# What you have to do
Verbatim output of all the material below is required.

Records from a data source
__________

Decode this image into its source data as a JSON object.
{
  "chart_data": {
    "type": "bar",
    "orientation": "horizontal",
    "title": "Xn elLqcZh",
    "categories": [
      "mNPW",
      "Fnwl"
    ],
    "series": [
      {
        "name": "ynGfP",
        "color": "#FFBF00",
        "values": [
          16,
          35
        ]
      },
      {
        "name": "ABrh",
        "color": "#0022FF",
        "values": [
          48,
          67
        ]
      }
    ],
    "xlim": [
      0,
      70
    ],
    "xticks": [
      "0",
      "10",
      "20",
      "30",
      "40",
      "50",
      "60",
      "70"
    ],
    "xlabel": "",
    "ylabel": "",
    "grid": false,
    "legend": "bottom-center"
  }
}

__________

# Answer to this exercise
Decode this image into its source data as a JSON object.
{
  "chart_data": {
    "type": "bar",
    "orientation": "horizontal",
    "title": "Xn elLqcZh",
    "categories": [
      "mNPW",
      "Fnwl"
    ],
    "series": [
      {
        "name": "ynGfP",
        "color": "#FFBF00",
        "values": [
          16,
          35
        ]
      },
      {
        "name": "ABrh",
        "color": "#0022FF",
        "values": [
          48,
          67
        ]
      }
    ],
    "xlim": [
      0,
      70
    ],
    "xticks": [
      "0",
      "10",
      "20",
      "30",
      "40",
      "50",
      "60",
      "70"
    ],
    "xlabel": "",
    "ylabel": "",
    "grid": false,
    "legend": "bottom-center"
  }
}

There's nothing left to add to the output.